(Page transcription entries)
+===+

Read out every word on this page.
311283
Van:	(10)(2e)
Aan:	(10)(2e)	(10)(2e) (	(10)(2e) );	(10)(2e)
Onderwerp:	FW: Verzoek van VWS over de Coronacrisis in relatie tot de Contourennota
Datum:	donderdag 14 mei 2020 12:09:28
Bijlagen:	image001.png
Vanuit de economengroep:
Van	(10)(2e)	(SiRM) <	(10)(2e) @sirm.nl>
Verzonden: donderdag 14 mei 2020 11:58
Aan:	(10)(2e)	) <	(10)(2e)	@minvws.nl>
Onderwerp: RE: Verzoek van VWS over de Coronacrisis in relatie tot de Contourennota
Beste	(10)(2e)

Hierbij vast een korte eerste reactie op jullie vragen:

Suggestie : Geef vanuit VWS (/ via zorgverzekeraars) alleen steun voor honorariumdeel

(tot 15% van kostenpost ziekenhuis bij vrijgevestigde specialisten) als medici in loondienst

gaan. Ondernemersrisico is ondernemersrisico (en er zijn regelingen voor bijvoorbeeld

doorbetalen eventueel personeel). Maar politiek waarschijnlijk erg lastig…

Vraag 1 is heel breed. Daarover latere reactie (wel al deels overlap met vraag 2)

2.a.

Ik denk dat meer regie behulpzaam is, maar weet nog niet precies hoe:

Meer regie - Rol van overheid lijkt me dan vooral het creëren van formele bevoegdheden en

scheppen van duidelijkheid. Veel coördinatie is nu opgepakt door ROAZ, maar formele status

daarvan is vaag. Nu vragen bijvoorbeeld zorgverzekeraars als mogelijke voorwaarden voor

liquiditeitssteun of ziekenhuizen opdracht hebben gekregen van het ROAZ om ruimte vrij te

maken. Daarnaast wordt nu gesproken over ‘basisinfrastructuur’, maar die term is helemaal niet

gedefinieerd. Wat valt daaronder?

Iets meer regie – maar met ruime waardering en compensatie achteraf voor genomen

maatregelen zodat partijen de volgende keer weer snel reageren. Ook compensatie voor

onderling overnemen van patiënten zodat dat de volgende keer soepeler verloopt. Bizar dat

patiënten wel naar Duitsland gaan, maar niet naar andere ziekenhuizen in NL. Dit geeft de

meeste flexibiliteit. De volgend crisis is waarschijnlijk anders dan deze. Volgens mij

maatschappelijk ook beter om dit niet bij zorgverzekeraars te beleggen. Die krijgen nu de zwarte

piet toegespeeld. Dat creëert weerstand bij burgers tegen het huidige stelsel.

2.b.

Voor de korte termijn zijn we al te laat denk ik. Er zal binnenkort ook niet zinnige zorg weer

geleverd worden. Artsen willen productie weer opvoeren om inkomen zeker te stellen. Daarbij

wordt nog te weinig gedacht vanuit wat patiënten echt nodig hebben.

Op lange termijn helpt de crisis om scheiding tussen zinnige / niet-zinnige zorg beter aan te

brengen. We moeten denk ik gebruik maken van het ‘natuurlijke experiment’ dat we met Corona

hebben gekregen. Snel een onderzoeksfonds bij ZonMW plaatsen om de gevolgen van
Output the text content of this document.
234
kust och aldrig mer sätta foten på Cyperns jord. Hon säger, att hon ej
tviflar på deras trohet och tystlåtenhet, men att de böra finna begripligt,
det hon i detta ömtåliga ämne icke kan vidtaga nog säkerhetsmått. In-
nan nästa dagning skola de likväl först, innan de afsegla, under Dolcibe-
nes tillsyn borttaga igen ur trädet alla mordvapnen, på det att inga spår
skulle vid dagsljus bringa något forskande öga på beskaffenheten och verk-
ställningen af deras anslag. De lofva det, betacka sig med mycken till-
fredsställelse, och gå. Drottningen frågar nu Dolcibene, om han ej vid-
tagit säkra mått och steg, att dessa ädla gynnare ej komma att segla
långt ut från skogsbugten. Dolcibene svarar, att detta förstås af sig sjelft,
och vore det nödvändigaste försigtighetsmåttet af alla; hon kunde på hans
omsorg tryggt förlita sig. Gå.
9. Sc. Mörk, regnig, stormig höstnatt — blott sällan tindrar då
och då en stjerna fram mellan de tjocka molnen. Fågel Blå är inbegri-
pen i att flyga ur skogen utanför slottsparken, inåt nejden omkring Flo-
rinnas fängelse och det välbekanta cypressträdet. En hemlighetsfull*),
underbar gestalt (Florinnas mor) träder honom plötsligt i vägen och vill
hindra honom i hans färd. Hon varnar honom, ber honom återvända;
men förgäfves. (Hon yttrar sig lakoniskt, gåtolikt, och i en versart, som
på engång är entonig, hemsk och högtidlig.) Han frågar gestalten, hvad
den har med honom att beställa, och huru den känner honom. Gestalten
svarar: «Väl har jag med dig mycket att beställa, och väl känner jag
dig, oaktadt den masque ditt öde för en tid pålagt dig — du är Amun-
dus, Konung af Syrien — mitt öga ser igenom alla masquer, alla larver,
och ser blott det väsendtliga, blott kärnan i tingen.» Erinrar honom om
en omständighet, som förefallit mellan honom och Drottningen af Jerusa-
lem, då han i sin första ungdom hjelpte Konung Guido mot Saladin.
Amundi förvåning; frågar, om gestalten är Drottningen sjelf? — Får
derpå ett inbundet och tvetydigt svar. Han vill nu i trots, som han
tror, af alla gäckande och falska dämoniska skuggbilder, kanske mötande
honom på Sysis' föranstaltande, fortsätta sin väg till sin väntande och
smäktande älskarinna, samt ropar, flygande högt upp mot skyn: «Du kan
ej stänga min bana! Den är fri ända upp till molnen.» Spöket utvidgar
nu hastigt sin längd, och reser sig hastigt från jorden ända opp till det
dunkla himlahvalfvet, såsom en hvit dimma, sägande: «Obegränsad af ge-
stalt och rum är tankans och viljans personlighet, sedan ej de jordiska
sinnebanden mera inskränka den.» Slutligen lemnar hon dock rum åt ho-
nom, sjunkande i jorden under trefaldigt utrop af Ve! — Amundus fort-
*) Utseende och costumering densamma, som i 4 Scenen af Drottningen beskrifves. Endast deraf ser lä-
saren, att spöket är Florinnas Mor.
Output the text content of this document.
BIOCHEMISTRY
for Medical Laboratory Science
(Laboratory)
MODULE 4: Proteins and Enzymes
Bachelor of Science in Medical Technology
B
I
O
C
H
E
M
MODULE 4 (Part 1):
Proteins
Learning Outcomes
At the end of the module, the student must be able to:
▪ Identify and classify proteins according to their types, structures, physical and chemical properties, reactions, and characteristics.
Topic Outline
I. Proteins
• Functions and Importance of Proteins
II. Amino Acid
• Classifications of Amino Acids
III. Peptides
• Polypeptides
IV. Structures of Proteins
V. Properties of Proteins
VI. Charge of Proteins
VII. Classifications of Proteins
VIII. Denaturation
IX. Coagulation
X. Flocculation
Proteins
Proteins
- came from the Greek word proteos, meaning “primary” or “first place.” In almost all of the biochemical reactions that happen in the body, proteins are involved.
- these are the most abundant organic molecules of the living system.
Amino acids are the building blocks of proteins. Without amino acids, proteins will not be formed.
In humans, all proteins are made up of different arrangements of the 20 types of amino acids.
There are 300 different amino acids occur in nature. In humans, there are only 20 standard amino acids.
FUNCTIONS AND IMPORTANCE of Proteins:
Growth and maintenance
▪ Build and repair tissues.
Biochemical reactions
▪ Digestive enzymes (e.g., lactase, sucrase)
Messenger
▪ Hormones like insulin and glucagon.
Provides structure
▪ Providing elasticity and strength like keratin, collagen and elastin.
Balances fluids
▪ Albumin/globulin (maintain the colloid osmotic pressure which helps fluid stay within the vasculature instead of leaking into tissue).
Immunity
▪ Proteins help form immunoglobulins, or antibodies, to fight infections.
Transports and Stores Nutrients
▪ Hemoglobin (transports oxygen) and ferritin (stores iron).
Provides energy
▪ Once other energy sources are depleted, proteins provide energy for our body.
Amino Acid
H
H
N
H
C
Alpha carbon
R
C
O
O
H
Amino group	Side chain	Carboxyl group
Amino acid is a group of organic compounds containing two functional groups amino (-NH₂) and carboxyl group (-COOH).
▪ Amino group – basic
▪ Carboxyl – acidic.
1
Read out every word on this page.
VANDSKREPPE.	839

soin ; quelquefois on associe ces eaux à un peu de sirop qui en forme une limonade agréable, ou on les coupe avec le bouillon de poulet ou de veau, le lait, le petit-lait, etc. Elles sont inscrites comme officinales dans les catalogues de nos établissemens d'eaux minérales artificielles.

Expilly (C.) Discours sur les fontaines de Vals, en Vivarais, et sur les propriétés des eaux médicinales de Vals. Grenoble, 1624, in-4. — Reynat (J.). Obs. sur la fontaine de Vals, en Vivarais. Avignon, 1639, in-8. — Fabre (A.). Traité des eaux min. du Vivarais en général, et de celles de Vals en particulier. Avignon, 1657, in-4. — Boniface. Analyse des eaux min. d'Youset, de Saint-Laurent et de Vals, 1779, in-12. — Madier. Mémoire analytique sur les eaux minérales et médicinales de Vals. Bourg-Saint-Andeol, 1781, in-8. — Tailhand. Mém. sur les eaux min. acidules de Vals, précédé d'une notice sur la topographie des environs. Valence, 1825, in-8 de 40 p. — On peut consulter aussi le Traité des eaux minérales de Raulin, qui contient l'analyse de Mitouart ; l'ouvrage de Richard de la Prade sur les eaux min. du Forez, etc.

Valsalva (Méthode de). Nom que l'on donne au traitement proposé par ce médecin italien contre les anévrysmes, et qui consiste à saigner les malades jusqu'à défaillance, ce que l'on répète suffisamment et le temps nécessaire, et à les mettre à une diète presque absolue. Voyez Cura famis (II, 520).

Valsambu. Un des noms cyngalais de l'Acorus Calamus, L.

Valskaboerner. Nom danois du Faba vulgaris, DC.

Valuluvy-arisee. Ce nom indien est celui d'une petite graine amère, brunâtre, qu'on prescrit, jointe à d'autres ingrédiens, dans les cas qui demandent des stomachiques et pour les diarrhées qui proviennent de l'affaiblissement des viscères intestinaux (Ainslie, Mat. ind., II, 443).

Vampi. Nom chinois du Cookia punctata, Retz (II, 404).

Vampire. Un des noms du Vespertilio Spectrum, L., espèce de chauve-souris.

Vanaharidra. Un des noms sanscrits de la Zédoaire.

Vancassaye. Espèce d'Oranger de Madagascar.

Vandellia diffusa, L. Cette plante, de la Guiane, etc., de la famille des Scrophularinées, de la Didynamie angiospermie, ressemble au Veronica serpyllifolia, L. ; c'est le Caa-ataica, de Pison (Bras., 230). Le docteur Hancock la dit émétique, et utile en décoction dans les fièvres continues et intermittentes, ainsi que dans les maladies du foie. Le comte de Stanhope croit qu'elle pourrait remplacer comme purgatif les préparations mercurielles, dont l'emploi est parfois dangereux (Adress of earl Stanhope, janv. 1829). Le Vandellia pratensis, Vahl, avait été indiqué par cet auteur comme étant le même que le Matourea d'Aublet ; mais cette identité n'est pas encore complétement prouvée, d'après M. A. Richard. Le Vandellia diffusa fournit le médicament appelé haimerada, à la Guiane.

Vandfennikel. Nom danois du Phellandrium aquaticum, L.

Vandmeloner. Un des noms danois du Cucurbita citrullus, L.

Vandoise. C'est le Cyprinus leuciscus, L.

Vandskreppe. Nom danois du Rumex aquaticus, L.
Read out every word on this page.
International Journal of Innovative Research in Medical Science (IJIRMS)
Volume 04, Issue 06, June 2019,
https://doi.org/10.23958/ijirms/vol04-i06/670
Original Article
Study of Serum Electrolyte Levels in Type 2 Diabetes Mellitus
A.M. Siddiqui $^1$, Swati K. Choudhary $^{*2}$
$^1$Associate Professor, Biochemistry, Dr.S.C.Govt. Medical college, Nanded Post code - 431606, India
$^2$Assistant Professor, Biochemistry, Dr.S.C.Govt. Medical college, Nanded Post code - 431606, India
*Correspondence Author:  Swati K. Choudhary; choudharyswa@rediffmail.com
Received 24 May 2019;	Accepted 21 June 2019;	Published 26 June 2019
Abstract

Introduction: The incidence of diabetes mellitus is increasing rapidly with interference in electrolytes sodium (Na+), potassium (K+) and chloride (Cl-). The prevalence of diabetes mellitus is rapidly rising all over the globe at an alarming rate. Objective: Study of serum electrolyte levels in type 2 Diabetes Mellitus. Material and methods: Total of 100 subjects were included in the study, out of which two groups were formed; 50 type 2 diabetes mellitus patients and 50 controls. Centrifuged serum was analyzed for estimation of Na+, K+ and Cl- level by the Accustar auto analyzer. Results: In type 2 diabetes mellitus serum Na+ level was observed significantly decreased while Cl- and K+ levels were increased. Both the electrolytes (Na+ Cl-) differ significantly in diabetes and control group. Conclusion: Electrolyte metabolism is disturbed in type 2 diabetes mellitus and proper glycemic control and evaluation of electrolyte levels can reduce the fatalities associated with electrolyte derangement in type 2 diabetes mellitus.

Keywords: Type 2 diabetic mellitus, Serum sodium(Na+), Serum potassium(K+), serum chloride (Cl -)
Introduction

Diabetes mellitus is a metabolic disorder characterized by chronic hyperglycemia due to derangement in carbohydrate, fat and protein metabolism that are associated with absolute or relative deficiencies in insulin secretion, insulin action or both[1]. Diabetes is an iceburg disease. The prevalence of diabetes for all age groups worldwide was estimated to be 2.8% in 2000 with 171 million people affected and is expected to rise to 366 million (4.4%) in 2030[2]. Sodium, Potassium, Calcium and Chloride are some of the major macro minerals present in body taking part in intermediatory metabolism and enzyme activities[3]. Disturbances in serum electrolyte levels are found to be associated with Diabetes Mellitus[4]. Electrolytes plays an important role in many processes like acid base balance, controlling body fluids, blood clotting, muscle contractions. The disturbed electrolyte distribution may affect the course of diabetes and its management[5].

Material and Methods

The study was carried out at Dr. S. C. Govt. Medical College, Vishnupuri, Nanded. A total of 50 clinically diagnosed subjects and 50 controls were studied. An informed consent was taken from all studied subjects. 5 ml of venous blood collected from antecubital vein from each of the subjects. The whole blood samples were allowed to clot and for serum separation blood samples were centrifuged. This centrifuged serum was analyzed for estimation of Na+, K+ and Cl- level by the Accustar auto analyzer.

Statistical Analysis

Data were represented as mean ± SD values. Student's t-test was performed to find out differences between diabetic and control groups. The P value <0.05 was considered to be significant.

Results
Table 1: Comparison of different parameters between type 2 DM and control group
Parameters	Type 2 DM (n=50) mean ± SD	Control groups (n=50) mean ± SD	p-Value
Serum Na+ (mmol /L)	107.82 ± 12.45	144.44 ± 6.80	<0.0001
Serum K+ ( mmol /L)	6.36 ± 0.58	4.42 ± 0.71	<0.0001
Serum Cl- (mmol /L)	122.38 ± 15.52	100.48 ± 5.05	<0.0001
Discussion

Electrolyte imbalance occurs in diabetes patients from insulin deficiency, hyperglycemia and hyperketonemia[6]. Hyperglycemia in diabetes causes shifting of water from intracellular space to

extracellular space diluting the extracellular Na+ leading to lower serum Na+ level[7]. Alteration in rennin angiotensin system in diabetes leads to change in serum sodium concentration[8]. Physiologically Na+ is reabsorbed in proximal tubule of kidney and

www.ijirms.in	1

+===+

Where a line of the data holds the word "Onderwerp", copy that line.

Onderwerp:	FW: Verzoek van VWS over de Coronacrisis in relatie tot de Contourennota
Onderwerp: RE: Verzoek van VWS over de Coronacrisis in relatie tot de Contourennota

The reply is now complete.